Years ago, I compared loops in PL/SQL to C++ and found that C++ was about
1000 times faster. I have not done the test recently so the results
may no longer be valid.
My question to you is: are you sure that the code is written well? I
have no idea what your application is, but my experience has been that
applications that do lots of looping through record sets can usually be
improved by moving much the work in the SQL that reads the data in the
first place or perhaps by using associative arrays so you can do direct
lookups rather than "loop and look". I would ask the question
if the core algorithm of the program you are rehosting is sound.
Looping through arrays will be faster than looping through GTTs, so that
will not help.
Paul Dorsey
Dulcian, Inc.
pdorsey dulcian.com
732 744 1116 x110
________________________________
Chris.Rethemeyer Rotometrics.com
Sent: Thu 9/18/2008 6:45 PM
To: Multiple recipients of list ODTUG-SQLPLUS-L
Hi Paul,
The app that has me considering this option is one that is dealing with
a lot of associative arrays. I was curious to find out from the community
if there were any potential issues with native compilation that weren't
already covered in Oracle's documentation.

RECORDS SUPPLIED:
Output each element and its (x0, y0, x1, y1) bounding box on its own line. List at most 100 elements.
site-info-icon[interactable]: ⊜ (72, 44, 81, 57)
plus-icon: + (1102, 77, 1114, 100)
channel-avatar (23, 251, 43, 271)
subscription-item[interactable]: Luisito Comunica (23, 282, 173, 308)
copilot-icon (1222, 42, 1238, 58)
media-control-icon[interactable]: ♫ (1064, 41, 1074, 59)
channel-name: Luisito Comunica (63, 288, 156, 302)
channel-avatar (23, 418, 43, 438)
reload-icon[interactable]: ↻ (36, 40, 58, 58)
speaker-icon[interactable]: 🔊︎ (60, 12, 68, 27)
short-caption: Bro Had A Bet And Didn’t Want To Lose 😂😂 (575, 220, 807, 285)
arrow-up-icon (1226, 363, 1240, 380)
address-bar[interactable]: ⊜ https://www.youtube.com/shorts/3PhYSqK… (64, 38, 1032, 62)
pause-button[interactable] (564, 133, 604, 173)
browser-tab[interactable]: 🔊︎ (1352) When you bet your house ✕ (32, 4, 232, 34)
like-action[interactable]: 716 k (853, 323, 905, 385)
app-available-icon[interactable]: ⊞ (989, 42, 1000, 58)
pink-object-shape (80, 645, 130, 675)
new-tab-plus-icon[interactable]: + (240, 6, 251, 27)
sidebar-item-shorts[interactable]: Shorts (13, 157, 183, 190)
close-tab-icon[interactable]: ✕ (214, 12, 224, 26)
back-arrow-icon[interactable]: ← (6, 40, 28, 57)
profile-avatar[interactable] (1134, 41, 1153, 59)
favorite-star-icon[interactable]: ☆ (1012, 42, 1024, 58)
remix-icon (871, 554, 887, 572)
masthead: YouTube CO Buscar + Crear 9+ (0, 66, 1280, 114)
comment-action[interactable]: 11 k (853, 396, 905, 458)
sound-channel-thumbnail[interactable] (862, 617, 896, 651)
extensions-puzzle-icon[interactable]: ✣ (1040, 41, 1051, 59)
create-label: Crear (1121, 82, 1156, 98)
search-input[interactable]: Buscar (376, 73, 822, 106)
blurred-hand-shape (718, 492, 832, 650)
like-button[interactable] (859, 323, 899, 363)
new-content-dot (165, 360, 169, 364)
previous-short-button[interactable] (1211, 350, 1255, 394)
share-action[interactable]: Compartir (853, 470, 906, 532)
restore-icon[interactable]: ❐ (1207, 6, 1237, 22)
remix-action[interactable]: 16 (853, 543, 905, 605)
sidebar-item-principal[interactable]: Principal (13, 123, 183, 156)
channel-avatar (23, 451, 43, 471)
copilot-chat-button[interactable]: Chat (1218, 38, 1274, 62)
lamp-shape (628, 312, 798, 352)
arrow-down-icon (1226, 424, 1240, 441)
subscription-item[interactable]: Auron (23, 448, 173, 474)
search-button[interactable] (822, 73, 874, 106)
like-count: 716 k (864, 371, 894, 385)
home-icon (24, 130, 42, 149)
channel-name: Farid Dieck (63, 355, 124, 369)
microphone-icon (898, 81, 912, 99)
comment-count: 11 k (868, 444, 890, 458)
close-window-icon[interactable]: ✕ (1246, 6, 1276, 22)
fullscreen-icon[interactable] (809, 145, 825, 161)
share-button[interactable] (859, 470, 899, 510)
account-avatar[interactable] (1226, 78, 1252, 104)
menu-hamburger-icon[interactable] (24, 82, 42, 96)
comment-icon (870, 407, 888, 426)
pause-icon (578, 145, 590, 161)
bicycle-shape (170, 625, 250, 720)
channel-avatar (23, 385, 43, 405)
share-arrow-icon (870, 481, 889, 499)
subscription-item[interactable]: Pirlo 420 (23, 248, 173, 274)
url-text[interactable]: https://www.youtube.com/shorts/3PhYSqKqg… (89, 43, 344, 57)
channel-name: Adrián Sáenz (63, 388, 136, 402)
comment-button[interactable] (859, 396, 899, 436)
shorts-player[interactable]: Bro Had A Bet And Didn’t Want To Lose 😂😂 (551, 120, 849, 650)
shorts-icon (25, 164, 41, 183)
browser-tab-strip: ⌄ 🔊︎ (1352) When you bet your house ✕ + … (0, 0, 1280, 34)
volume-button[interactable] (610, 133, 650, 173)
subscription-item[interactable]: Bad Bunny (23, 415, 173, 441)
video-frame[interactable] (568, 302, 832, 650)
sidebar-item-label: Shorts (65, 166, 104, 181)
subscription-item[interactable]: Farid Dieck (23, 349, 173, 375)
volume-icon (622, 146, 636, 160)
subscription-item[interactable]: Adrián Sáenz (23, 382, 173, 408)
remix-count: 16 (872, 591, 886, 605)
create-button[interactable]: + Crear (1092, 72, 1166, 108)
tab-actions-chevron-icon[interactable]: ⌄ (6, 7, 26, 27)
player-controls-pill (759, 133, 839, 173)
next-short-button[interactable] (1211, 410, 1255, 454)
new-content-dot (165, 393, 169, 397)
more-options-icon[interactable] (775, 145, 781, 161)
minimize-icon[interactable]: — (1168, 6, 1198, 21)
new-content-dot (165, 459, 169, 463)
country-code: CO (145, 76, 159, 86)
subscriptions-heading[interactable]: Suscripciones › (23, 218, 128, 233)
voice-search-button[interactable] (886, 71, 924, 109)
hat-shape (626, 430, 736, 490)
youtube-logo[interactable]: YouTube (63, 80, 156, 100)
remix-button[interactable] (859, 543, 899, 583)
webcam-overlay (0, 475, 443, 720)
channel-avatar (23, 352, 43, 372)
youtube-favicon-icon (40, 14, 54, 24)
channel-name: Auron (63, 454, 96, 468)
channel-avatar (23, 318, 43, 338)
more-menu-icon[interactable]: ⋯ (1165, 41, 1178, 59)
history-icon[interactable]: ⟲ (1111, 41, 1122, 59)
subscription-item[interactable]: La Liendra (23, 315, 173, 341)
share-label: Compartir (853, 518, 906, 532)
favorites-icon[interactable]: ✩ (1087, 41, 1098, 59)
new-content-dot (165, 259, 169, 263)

TASK REQUIREMENTS:
1) Echo everything in the mailing-list message about PL/SQL loops from "Years ago, I" down to "rehosting is sound.".
2) Rewrite the rows from the very first one down to the line containing "like-action[interactable]: 716 k", changing "channel-avatar" to "user-avatar" and leaving everything else in those lines unchanged.

EXPECTED RESULTS:
1)
Years ago, I compared loops in PL/SQL to C++ and found that C++ was about
1000 times faster. I have not done the test recently so the results
may no longer be valid.
My question to you is: are you sure that the code is written well? I
have no idea what your application is, but my experience has been that
applications that do lots of looping through record sets can usually be
improved by moving much the work in the SQL that reads the data in the
first place or perhaps by using associative arrays so you can do direct
lookups rather than "loop and look". I would ask the question
if the core algorithm of the program you are rehosting is sound.

2)
Output each element and its (x0, y0, x1, y1) bounding box on its own line. List at most 100 elements.
site-info-icon[interactable]: ⊜ (72, 44, 81, 57)
plus-icon: + (1102, 77, 1114, 100)
user-avatar (23, 251, 43, 271)
subscription-item[interactable]: Luisito Comunica (23, 282, 173, 308)
copilot-icon (1222, 42, 1238, 58)
media-control-icon[interactable]: ♫ (1064, 41, 1074, 59)
channel-name: Luisito Comunica (63, 288, 156, 302)
user-avatar (23, 418, 43, 438)
reload-icon[interactable]: ↻ (36, 40, 58, 58)
speaker-icon[interactable]: 🔊︎ (60, 12, 68, 27)
short-caption: Bro Had A Bet And Didn’t Want To Lose 😂😂 (575, 220, 807, 285)
arrow-up-icon (1226, 363, 1240, 380)
address-bar[interactable]: ⊜ https://www.youtube.com/shorts/3PhYSqK… (64, 38, 1032, 62)
pause-button[interactable] (564, 133, 604, 173)
browser-tab[interactable]: 🔊︎ (1352) When you bet your house ✕ (32, 4, 232, 34)
like-action[interactable]: 716 k (853, 323, 905, 385)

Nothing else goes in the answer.